▶ _EXERCISE_:
Repeat the material exactly, every line of it.

▶ _MATERIAL TO PROCESS_:
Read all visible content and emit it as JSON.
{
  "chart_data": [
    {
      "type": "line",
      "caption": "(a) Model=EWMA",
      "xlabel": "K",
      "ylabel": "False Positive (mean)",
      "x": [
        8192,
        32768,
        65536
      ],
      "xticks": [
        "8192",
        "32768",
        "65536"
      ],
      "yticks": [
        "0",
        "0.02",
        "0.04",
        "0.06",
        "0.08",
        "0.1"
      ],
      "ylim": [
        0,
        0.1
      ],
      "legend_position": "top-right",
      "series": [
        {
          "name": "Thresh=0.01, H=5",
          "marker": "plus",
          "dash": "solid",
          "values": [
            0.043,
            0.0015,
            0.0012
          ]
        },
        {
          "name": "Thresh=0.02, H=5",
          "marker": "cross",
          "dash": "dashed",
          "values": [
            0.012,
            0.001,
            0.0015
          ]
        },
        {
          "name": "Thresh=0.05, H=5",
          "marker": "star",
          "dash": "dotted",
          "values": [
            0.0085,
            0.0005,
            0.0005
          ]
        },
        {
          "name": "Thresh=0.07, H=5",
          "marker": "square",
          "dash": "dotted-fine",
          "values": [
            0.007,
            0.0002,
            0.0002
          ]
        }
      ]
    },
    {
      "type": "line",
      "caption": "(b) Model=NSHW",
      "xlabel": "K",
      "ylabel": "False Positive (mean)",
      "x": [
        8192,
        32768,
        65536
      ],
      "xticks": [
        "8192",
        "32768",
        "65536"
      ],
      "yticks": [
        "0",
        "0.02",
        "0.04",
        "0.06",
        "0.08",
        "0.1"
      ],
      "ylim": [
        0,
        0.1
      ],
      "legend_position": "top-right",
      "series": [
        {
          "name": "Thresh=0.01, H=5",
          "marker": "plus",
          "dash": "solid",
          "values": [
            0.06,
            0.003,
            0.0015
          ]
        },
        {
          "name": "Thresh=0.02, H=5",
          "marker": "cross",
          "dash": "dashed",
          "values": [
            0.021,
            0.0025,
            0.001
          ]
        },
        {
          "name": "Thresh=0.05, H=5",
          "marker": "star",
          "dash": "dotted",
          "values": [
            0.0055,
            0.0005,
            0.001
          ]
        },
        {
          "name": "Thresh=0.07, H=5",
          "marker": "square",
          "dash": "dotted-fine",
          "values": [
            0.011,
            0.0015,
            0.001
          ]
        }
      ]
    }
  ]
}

▶ _EXPECTED OUTPUT_:
Read all visible content and emit it as JSON.
{
  "chart_data": [
    {
      "type": "line",
      "caption": "(a) Model=EWMA",
      "xlabel": "K",
      "ylabel": "False Positive (mean)",
      "x": [
        8192,
        32768,
        65536
      ],
      "xticks": [
        "8192",
        "32768",
        "65536"
      ],
      "yticks": [
        "0",
        "0.02",
        "0.04",
        "0.06",
        "0.08",
        "0.1"
      ],
      "ylim": [
        0,
        0.1
      ],
      "legend_position": "top-right",
      "series": [
        {
          "name": "Thresh=0.01, H=5",
          "marker": "plus",
          "dash": "solid",
          "values": [
            0.043,
            0.0015,
            0.0012
          ]
        },
        {
          "name": "Thresh=0.02, H=5",
          "marker": "cross",
          "dash": "dashed",
          "values": [
            0.012,
            0.001,
            0.0015
          ]
        },
        {
          "name": "Thresh=0.05, H=5",
          "marker": "star",
          "dash": "dotted",
          "values": [
            0.0085,
            0.0005,
            0.0005
          ]
        },
        {
          "name": "Thresh=0.07, H=5",
          "marker": "square",
          "dash": "dotted-fine",
          "values": [
            0.007,
            0.0002,
            0.0002
          ]
        }
      ]
    },
    {
      "type": "line",
      "caption": "(b) Model=NSHW",
      "xlabel": "K",
      "ylabel": "False Positive (mean)",
      "x": [
        8192,
        32768,
        65536
      ],
      "xticks": [
        "8192",
        "32768",
        "65536"
      ],
      "yticks": [
        "0",
        "0.02",
        "0.04",
        "0.06",
        "0.08",
        "0.1"
      ],
      "ylim": [
        0,
        0.1
      ],
      "legend_position": "top-right",
      "series": [
        {
          "name": "Thresh=0.01, H=5",
          "marker": "plus",
          "dash": "solid",
          "values": [
            0.06,
            0.003,
            0.0015
          ]
        },
        {
          "name": "Thresh=0.02, H=5",
          "marker": "cross",
          "dash": "dashed",
          "values": [
            0.021,
            0.0025,
            0.001
          ]
        },
        {
          "name": "Thresh=0.05, H=5",
          "marker": "star",
          "dash": "dotted",
          "values": [
            0.0055,
            0.0005,
            0.001
          ]
        },
        {
          "name": "Thresh=0.07, H=5",
          "marker": "square",
          "dash": "dotted-fine",
          "values": [
            0.011,
            0.0015,
            0.001
          ]
        }
      ]
    }
  ]
}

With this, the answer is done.